What to do:
From the entries below, count the lines with "time". Write only the count.

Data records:
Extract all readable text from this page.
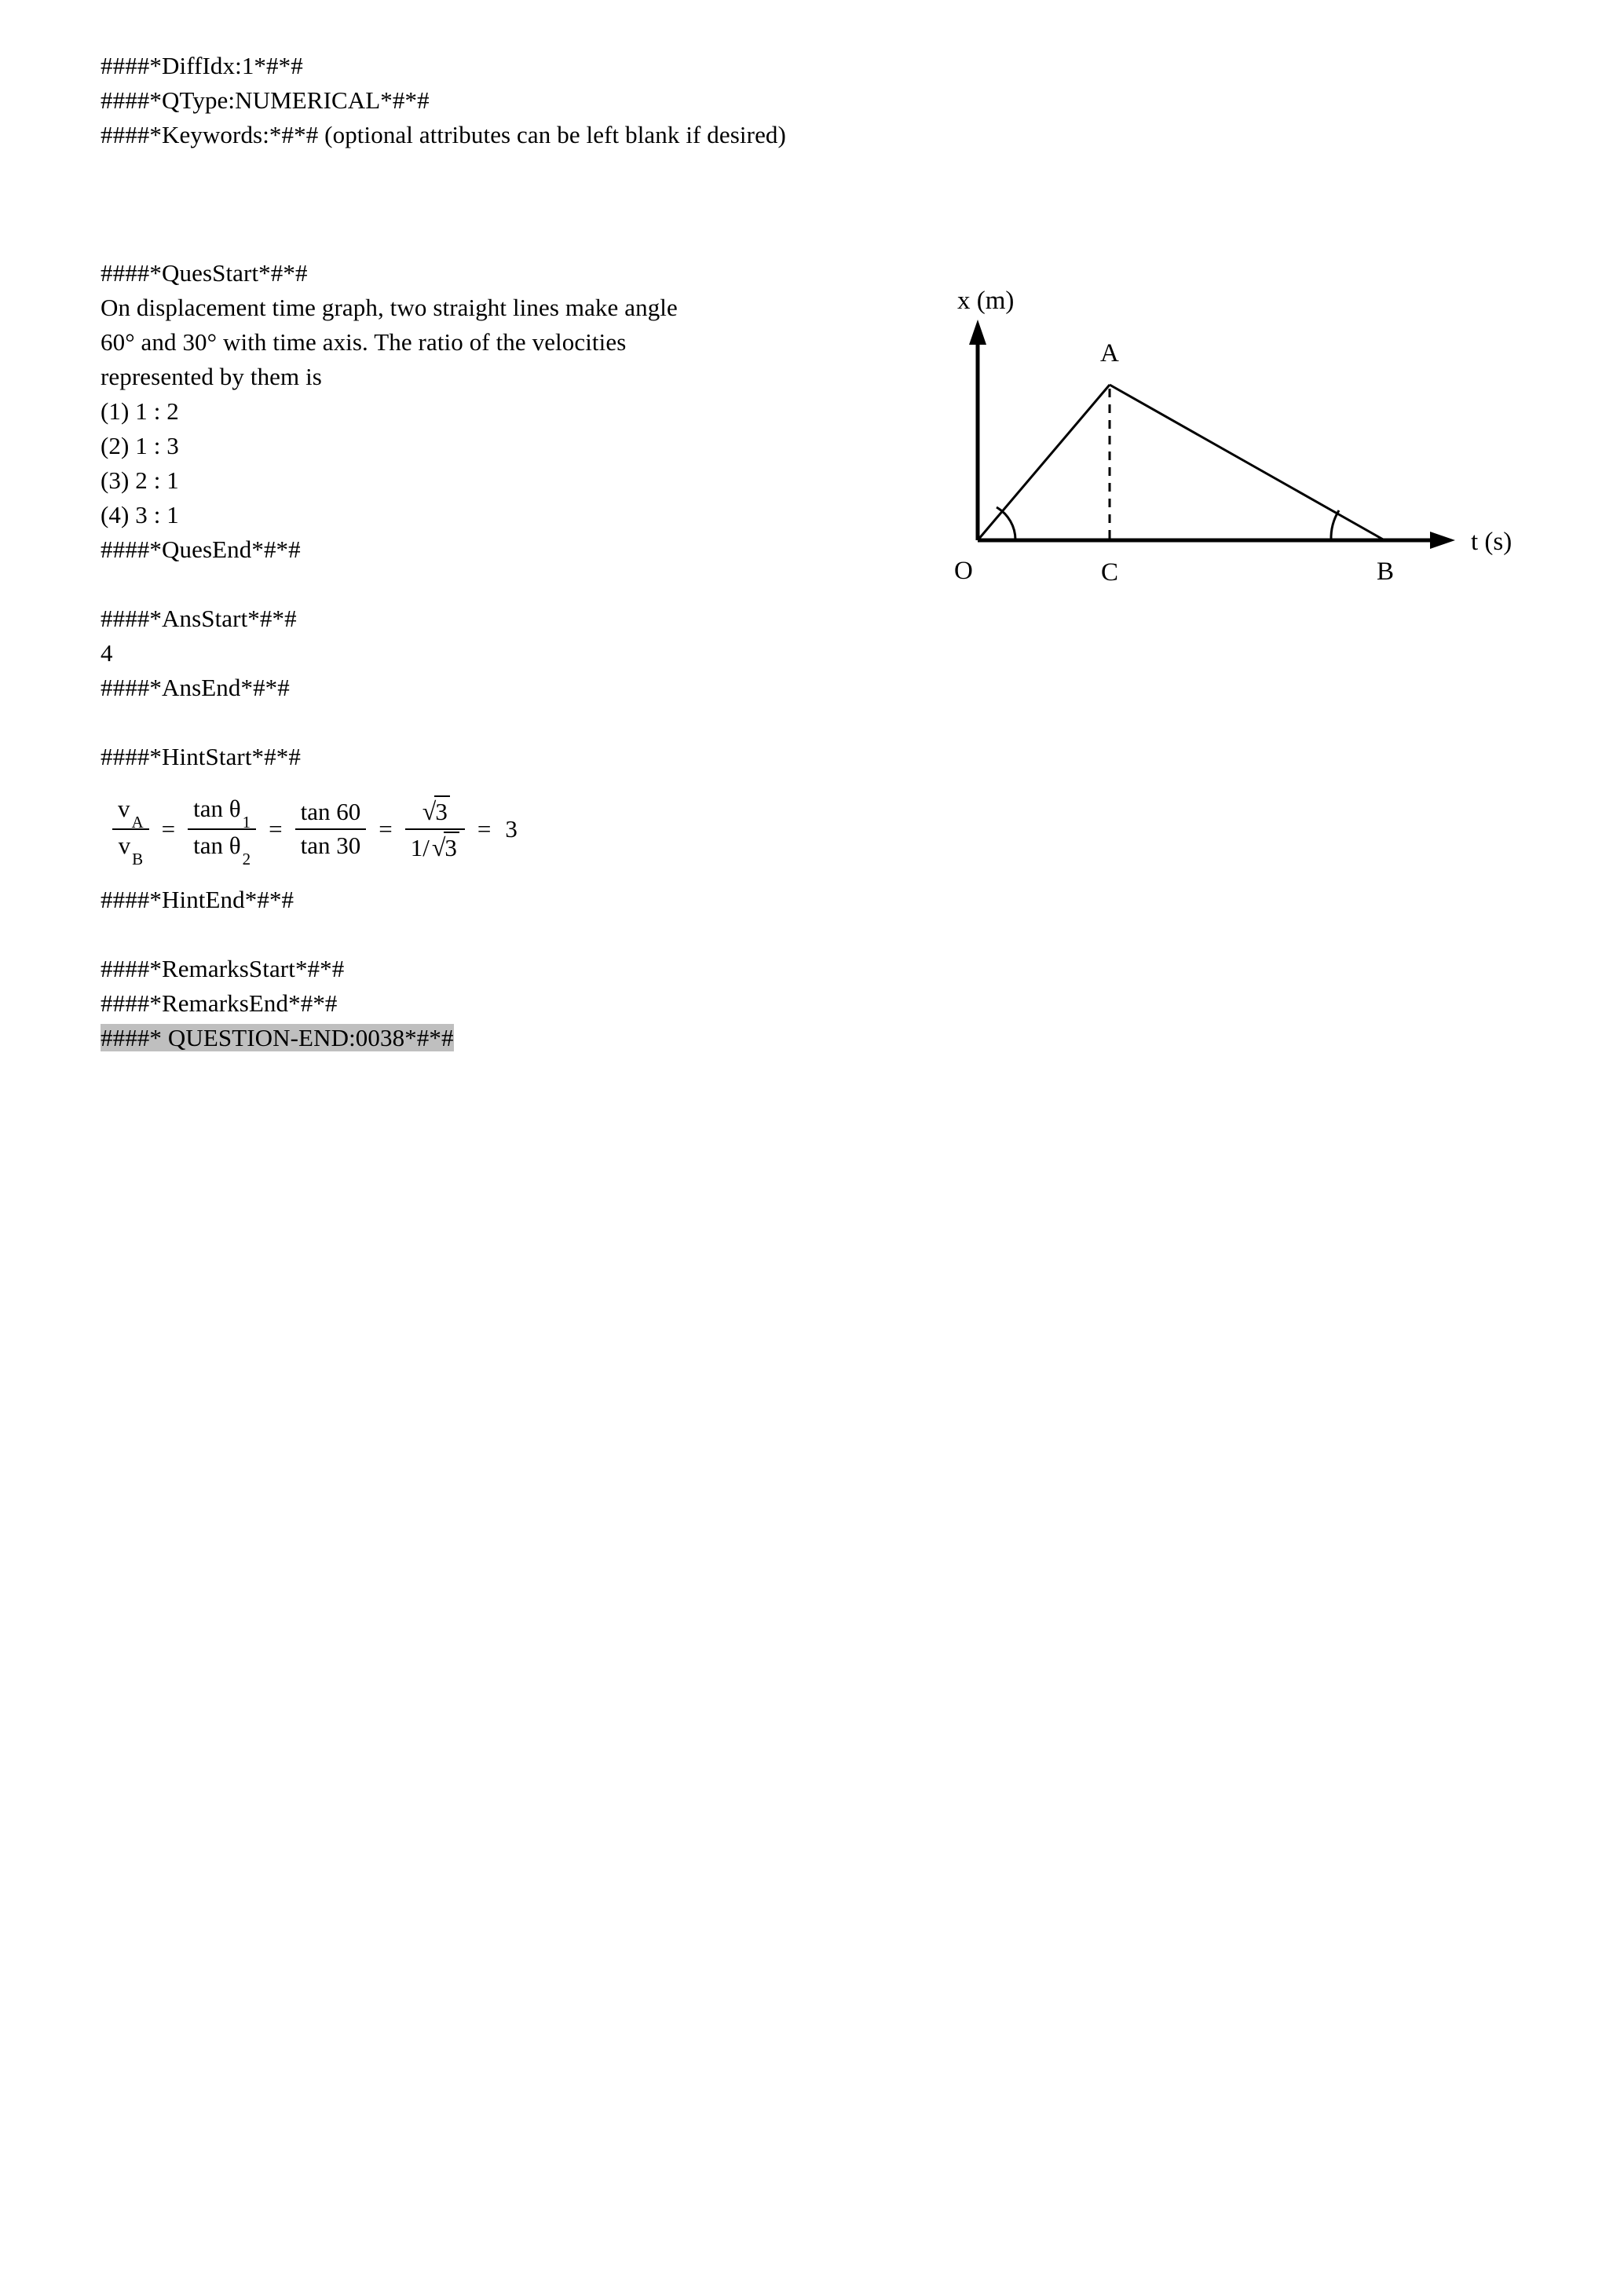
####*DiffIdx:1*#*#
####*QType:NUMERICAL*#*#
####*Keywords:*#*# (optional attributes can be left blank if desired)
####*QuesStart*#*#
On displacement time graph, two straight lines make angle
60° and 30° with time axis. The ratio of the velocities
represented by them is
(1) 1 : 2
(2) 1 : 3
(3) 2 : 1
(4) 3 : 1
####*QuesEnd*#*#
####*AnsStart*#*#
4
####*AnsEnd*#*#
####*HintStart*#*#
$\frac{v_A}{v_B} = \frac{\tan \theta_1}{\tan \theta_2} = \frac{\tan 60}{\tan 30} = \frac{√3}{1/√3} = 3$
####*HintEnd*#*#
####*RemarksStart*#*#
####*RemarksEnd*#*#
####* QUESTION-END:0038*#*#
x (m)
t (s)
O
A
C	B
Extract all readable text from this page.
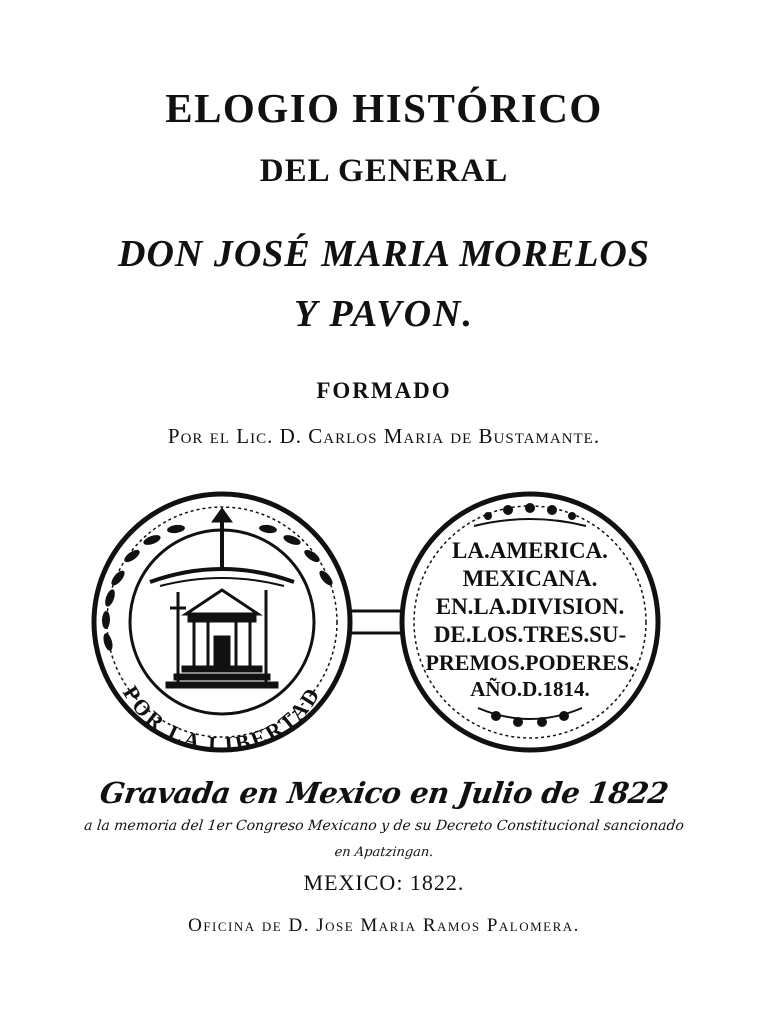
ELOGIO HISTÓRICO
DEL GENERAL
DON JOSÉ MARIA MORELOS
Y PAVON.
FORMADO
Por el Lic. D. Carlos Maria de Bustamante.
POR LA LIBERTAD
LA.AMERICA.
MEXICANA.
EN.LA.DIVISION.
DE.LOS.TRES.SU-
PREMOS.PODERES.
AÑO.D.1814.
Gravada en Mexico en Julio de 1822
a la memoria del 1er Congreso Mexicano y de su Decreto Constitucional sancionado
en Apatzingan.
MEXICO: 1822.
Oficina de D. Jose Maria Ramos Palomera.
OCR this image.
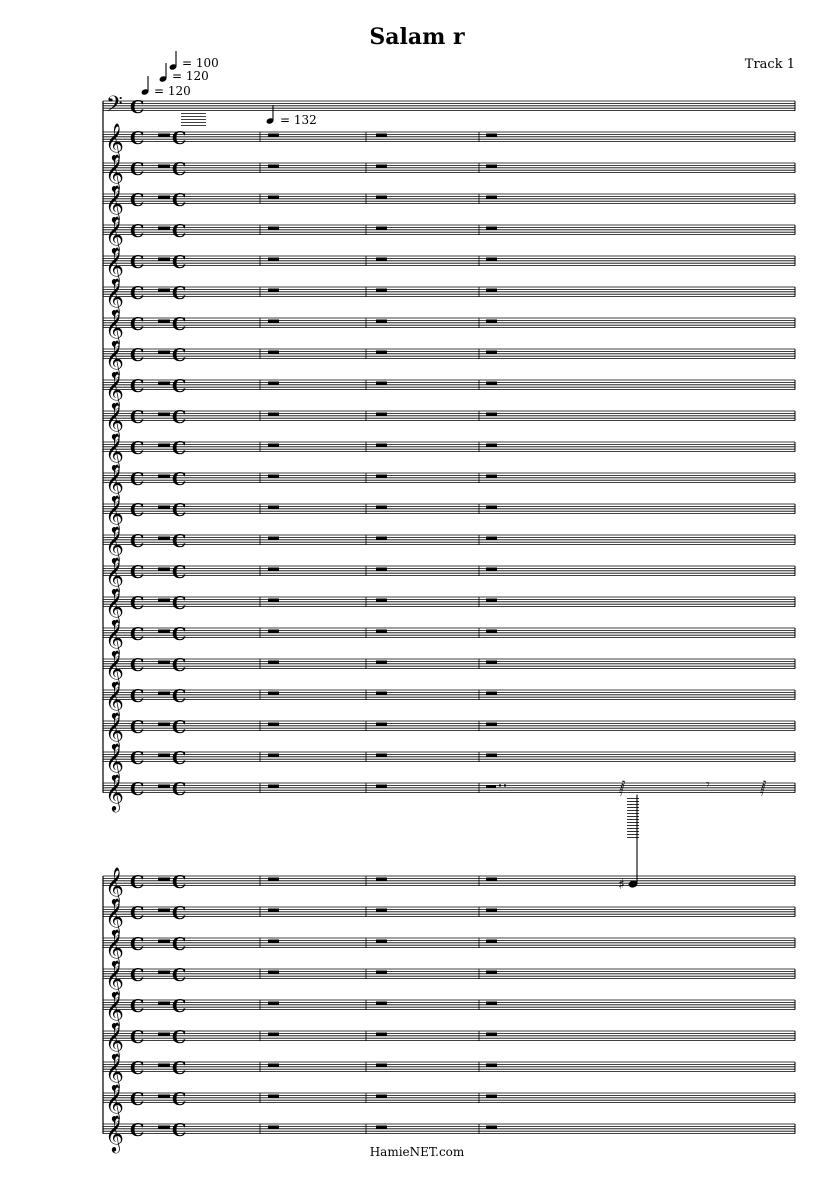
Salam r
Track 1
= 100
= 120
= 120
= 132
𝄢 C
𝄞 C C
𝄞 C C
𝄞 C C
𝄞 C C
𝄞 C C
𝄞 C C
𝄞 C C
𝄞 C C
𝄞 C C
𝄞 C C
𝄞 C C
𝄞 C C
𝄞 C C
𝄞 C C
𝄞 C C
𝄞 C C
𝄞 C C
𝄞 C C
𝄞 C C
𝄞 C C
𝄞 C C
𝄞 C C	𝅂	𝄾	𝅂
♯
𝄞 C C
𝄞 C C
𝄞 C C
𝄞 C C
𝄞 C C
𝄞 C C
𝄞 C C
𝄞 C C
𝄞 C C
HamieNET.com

Result:
2